• What is asked: Repeat, exactly and completely, the entries shown underneath.

• Material to process:
================
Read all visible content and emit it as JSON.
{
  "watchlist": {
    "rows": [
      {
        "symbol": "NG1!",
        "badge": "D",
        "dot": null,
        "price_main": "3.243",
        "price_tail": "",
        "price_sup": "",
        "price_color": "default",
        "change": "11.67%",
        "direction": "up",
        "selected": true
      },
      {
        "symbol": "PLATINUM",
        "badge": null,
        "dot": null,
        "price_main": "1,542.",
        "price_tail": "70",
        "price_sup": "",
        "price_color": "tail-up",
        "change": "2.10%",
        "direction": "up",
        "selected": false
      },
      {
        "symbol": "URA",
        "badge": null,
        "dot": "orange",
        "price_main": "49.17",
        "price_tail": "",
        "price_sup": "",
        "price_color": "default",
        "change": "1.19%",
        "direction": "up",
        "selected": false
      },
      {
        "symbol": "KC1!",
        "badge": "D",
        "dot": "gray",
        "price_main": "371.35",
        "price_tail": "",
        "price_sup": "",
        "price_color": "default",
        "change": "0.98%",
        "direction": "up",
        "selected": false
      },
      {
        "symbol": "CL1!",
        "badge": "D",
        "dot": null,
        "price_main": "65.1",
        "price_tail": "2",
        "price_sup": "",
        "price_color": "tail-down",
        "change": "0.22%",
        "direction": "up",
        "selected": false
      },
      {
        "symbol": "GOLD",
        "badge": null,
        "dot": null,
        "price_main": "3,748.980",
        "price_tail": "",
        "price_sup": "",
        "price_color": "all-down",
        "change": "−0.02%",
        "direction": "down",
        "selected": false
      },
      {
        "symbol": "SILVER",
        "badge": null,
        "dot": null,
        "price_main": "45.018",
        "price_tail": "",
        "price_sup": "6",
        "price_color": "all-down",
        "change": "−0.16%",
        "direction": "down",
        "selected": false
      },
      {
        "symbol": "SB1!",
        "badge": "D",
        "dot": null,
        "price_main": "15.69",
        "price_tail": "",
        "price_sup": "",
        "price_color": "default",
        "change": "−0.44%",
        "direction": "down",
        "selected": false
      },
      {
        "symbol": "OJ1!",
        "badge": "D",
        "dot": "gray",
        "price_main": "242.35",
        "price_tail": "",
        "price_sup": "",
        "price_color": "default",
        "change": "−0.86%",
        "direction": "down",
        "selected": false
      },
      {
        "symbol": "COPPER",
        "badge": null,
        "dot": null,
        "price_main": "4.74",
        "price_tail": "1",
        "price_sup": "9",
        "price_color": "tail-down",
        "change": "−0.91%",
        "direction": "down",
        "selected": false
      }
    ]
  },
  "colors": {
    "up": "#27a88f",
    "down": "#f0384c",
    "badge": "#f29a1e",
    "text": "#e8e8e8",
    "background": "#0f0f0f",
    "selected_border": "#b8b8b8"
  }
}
================
• Result of the exercise:
Read all visible content and emit it as JSON.
{
  "watchlist": {
    "rows": [
      {
        "symbol": "NG1!",
        "badge": "D",
        "dot": null,
        "price_main": "3.243",
        "price_tail": "",
        "price_sup": "",
        "price_color": "default",
        "change": "11.67%",
        "direction": "up",
        "selected": true
      },
      {
        "symbol": "PLATINUM",
        "badge": null,
        "dot": null,
        "price_main": "1,542.",
        "price_tail": "70",
        "price_sup": "",
        "price_color": "tail-up",
        "change": "2.10%",
        "direction": "up",
        "selected": false
      },
      {
        "symbol": "URA",
        "badge": null,
        "dot": "orange",
        "price_main": "49.17",
        "price_tail": "",
        "price_sup": "",
        "price_color": "default",
        "change": "1.19%",
        "direction": "up",
        "selected": false
      },
      {
        "symbol": "KC1!",
        "badge": "D",
        "dot": "gray",
        "price_main": "371.35",
        "price_tail": "",
        "price_sup": "",
        "price_color": "default",
        "change": "0.98%",
        "direction": "up",
        "selected": false
      },
      {
        "symbol": "CL1!",
        "badge": "D",
        "dot": null,
        "price_main": "65.1",
        "price_tail": "2",
        "price_sup": "",
        "price_color": "tail-down",
        "change": "0.22%",
        "direction": "up",
        "selected": false
      },
      {
        "symbol": "GOLD",
        "badge": null,
        "dot": null,
        "price_main": "3,748.980",
        "price_tail": "",
        "price_sup": "",
        "price_color": "all-down",
        "change": "−0.02%",
        "direction": "down",
        "selected": false
      },
      {
        "symbol": "SILVER",
        "badge": null,
        "dot": null,
        "price_main": "45.018",
        "price_tail": "",
        "price_sup": "6",
        "price_color": "all-down",
        "change": "−0.16%",
        "direction": "down",
        "selected": false
      },
      {
        "symbol": "SB1!",
        "badge": "D",
        "dot": null,
        "price_main": "15.69",
        "price_tail": "",
        "price_sup": "",
        "price_color": "default",
        "change": "−0.44%",
        "direction": "down",
        "selected": false
      },
      {
        "symbol": "OJ1!",
        "badge": "D",
        "dot": "gray",
        "price_main": "242.35",
        "price_tail": "",
        "price_sup": "",
        "price_color": "default",
        "change": "−0.86%",
        "direction": "down",
        "selected": false
      },
      {
        "symbol": "COPPER",
        "badge": null,
        "dot": null,
        "price_main": "4.74",
        "price_tail": "1",
        "price_sup": "9",
        "price_color": "tail-down",
        "change": "−0.91%",
        "direction": "down",
        "selected": false
      }
    ]
  },
  "colors": {
    "up": "#27a88f",
    "down": "#f0384c",
    "badge": "#f29a1e",
    "text": "#e8e8e8",
    "background": "#0f0f0f",
    "selected_border": "#b8b8b8"
  }
}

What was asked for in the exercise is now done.